EXERCISE PROMPT >>
Repeat each line word for word.

** START OF LISTED RECORDS **

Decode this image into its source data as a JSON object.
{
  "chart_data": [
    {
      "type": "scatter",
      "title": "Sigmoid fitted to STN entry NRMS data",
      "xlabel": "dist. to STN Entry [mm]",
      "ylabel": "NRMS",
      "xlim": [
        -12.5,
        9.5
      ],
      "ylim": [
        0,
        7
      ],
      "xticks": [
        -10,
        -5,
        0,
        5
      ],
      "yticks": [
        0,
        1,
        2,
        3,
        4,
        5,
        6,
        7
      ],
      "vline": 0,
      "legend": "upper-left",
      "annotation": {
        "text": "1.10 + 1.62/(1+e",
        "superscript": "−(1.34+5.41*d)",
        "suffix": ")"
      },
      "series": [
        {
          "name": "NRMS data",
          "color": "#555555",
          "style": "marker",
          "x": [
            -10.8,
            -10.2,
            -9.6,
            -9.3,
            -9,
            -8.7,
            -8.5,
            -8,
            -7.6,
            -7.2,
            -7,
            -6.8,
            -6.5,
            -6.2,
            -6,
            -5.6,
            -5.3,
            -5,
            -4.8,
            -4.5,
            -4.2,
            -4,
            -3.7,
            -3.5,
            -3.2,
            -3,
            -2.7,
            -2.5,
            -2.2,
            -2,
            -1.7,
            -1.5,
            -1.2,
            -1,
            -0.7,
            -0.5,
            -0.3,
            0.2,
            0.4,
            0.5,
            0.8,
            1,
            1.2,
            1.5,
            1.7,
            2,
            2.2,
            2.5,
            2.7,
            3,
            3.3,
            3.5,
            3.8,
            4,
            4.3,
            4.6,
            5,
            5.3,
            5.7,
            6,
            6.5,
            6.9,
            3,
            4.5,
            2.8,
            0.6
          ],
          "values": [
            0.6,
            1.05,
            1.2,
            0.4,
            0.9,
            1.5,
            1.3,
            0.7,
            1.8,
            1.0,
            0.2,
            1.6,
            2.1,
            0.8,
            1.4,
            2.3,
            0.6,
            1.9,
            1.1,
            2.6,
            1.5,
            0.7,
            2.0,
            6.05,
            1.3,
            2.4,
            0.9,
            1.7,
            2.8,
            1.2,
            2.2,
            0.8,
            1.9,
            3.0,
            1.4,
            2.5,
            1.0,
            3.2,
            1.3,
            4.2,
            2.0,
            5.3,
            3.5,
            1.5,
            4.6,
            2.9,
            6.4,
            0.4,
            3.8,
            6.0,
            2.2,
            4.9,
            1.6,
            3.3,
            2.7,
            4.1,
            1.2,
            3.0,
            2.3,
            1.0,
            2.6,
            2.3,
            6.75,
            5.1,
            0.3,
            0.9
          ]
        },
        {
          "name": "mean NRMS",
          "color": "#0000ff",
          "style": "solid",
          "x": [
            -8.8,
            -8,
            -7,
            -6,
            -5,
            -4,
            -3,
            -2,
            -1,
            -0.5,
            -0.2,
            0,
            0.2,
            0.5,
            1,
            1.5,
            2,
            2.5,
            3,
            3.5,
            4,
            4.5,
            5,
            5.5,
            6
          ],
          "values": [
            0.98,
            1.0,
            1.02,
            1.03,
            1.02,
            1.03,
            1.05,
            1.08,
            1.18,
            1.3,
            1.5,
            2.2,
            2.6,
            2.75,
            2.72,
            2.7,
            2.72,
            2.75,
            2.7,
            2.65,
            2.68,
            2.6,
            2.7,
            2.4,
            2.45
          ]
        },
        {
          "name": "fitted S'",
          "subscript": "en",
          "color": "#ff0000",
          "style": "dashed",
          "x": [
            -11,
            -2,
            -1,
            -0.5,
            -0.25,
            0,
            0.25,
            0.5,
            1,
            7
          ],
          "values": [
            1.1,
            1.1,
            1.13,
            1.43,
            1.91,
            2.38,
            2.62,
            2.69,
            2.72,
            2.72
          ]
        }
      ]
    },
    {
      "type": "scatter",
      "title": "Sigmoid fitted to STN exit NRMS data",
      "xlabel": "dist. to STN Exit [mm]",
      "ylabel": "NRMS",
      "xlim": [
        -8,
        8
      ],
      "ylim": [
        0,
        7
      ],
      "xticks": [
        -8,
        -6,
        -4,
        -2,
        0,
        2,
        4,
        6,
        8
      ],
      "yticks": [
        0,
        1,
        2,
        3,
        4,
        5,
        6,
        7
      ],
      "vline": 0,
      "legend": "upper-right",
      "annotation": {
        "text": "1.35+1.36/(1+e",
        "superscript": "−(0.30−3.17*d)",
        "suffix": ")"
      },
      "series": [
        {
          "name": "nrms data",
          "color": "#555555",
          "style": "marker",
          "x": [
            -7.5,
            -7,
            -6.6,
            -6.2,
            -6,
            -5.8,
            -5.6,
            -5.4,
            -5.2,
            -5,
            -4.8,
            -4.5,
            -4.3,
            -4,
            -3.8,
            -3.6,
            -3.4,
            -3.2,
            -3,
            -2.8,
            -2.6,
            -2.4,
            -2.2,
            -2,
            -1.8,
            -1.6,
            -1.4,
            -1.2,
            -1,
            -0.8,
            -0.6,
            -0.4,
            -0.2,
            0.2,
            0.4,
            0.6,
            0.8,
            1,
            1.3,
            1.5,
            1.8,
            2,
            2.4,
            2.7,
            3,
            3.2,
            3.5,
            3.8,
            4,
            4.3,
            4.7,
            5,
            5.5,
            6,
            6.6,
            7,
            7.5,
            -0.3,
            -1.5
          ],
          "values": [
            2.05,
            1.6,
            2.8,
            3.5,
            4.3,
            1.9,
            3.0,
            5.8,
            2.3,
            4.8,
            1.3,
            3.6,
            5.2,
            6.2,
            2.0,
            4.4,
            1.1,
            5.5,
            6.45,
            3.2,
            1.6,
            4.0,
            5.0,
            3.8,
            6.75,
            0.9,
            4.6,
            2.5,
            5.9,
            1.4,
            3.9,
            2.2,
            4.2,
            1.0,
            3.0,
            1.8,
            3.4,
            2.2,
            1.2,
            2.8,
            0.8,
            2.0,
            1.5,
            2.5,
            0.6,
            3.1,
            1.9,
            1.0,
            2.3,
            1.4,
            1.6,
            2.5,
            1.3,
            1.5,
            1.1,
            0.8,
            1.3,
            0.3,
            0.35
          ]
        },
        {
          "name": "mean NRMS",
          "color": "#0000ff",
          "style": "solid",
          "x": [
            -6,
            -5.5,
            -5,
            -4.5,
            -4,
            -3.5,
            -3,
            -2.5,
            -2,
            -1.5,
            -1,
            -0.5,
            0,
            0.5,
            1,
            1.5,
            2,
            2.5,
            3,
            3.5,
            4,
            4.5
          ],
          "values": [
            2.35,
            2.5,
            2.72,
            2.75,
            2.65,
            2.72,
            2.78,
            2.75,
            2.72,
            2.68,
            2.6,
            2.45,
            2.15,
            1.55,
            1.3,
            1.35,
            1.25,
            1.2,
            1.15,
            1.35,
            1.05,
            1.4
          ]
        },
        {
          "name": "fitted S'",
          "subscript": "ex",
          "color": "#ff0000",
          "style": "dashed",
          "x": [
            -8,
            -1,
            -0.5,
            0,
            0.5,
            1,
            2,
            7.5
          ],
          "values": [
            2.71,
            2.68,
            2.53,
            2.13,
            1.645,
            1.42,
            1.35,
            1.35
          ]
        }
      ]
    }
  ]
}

** END OF LISTED RECORDS **

COMPLETE RESPONSE >>
Decode this image into its source data as a JSON object.
{
  "chart_data": [
    {
      "type": "scatter",
      "title": "Sigmoid fitted to STN entry NRMS data",
      "xlabel": "dist. to STN Entry [mm]",
      "ylabel": "NRMS",
      "xlim": [
        -12.5,
        9.5
      ],
      "ylim": [
        0,
        7
      ],
      "xticks": [
        -10,
        -5,
        0,
        5
      ],
      "yticks": [
        0,
        1,
        2,
        3,
        4,
        5,
        6,
        7
      ],
      "vline": 0,
      "legend": "upper-left",
      "annotation": {
        "text": "1.10 + 1.62/(1+e",
        "superscript": "−(1.34+5.41*d)",
        "suffix": ")"
      },
      "series": [
        {
          "name": "NRMS data",
          "color": "#555555",
          "style": "marker",
          "x": [
            -10.8,
            -10.2,
            -9.6,
            -9.3,
            -9,
            -8.7,
            -8.5,
            -8,
            -7.6,
            -7.2,
            -7,
            -6.8,
            -6.5,
            -6.2,
            -6,
            -5.6,
            -5.3,
            -5,
            -4.8,
            -4.5,
            -4.2,
            -4,
            -3.7,
            -3.5,
            -3.2,
            -3,
            -2.7,
            -2.5,
            -2.2,
            -2,
            -1.7,
            -1.5,
            -1.2,
            -1,
            -0.7,
            -0.5,
            -0.3,
            0.2,
            0.4,
            0.5,
            0.8,
            1,
            1.2,
            1.5,
            1.7,
            2,
            2.2,
            2.5,
            2.7,
            3,
            3.3,
            3.5,
            3.8,
            4,
            4.3,
            4.6,
            5,
            5.3,
            5.7,
            6,
            6.5,
            6.9,
            3,
            4.5,
            2.8,
            0.6
          ],
          "values": [
            0.6,
            1.05,
            1.2,
            0.4,
            0.9,
            1.5,
            1.3,
            0.7,
            1.8,
            1.0,
            0.2,
            1.6,
            2.1,
            0.8,
            1.4,
            2.3,
            0.6,
            1.9,
            1.1,
            2.6,
            1.5,
            0.7,
            2.0,
            6.05,
            1.3,
            2.4,
            0.9,
            1.7,
            2.8,
            1.2,
            2.2,
            0.8,
            1.9,
            3.0,
            1.4,
            2.5,
            1.0,
            3.2,
            1.3,
            4.2,
            2.0,
            5.3,
            3.5,
            1.5,
            4.6,
            2.9,
            6.4,
            0.4,
            3.8,
            6.0,
            2.2,
            4.9,
            1.6,
            3.3,
            2.7,
            4.1,
            1.2,
            3.0,
            2.3,
            1.0,
            2.6,
            2.3,
            6.75,
            5.1,
            0.3,
            0.9
          ]
        },
        {
          "name": "mean NRMS",
          "color": "#0000ff",
          "style": "solid",
          "x": [
            -8.8,
            -8,
            -7,
            -6,
            -5,
            -4,
            -3,
            -2,
            -1,
            -0.5,
            -0.2,
            0,
            0.2,
            0.5,
            1,
            1.5,
            2,
            2.5,
            3,
            3.5,
            4,
            4.5,
            5,
            5.5,
            6
          ],
          "values": [
            0.98,
            1.0,
            1.02,
            1.03,
            1.02,
            1.03,
            1.05,
            1.08,
            1.18,
            1.3,
            1.5,
            2.2,
            2.6,
            2.75,
            2.72,
            2.7,
            2.72,
            2.75,
            2.7,
            2.65,
            2.68,
            2.6,
            2.7,
            2.4,
            2.45
          ]
        },
        {
          "name": "fitted S'",
          "subscript": "en",
          "color": "#ff0000",
          "style": "dashed",
          "x": [
            -11,
            -2,
            -1,
            -0.5,
            -0.25,
            0,
            0.25,
            0.5,
            1,
            7
          ],
          "values": [
            1.1,
            1.1,
            1.13,
            1.43,
            1.91,
            2.38,
            2.62,
            2.69,
            2.72,
            2.72
          ]
        }
      ]
    },
    {
      "type": "scatter",
      "title": "Sigmoid fitted to STN exit NRMS data",
      "xlabel": "dist. to STN Exit [mm]",
      "ylabel": "NRMS",
      "xlim": [
        -8,
        8
      ],
      "ylim": [
        0,
        7
      ],
      "xticks": [
        -8,
        -6,
        -4,
        -2,
        0,
        2,
        4,
        6,
        8
      ],
      "yticks": [
        0,
        1,
        2,
        3,
        4,
        5,
        6,
        7
      ],
      "vline": 0,
      "legend": "upper-right",
      "annotation": {
        "text": "1.35+1.36/(1+e",
        "superscript": "−(0.30−3.17*d)",
        "suffix": ")"
      },
      "series": [
        {
          "name": "nrms data",
          "color": "#555555",
          "style": "marker",
          "x": [
            -7.5,
            -7,
            -6.6,
            -6.2,
            -6,
            -5.8,
            -5.6,
            -5.4,
            -5.2,
            -5,
            -4.8,
            -4.5,
            -4.3,
            -4,
            -3.8,
            -3.6,
            -3.4,
            -3.2,
            -3,
            -2.8,
            -2.6,
            -2.4,
            -2.2,
            -2,
            -1.8,
            -1.6,
            -1.4,
            -1.2,
            -1,
            -0.8,
            -0.6,
            -0.4,
            -0.2,
            0.2,
            0.4,
            0.6,
            0.8,
            1,
            1.3,
            1.5,
            1.8,
            2,
            2.4,
            2.7,
            3,
            3.2,
            3.5,
            3.8,
            4,
            4.3,
            4.7,
            5,
            5.5,
            6,
            6.6,
            7,
            7.5,
            -0.3,
            -1.5
          ],
          "values": [
            2.05,
            1.6,
            2.8,
            3.5,
            4.3,
            1.9,
            3.0,
            5.8,
            2.3,
            4.8,
            1.3,
            3.6,
            5.2,
            6.2,
            2.0,
            4.4,
            1.1,
            5.5,
            6.45,
            3.2,
            1.6,
            4.0,
            5.0,
            3.8,
            6.75,
            0.9,
            4.6,
            2.5,
            5.9,
            1.4,
            3.9,
            2.2,
            4.2,
            1.0,
            3.0,
            1.8,
            3.4,
            2.2,
            1.2,
            2.8,
            0.8,
            2.0,
            1.5,
            2.5,
            0.6,
            3.1,
            1.9,
            1.0,
            2.3,
            1.4,
            1.6,
            2.5,
            1.3,
            1.5,
            1.1,
            0.8,
            1.3,
            0.3,
            0.35
          ]
        },
        {
          "name": "mean NRMS",
          "color": "#0000ff",
          "style": "solid",
          "x": [
            -6,
            -5.5,
            -5,
            -4.5,
            -4,
            -3.5,
            -3,
            -2.5,
            -2,
            -1.5,
            -1,
            -0.5,
            0,
            0.5,
            1,
            1.5,
            2,
            2.5,
            3,
            3.5,
            4,
            4.5
          ],
          "values": [
            2.35,
            2.5,
            2.72,
            2.75,
            2.65,
            2.72,
            2.78,
            2.75,
            2.72,
            2.68,
            2.6,
            2.45,
            2.15,
            1.55,
            1.3,
            1.35,
            1.25,
            1.2,
            1.15,
            1.35,
            1.05,
            1.4
          ]
        },
        {
          "name": "fitted S'",
          "subscript": "ex",
          "color": "#ff0000",
          "style": "dashed",
          "x": [
            -8,
            -1,
            -0.5,
            0,
            0.5,
            1,
            2,
            7.5
          ],
          "values": [
            2.71,
            2.68,
            2.53,
            2.13,
            1.645,
            1.42,
            1.35,
            1.35
          ]
        }
      ]
    }
  ]
}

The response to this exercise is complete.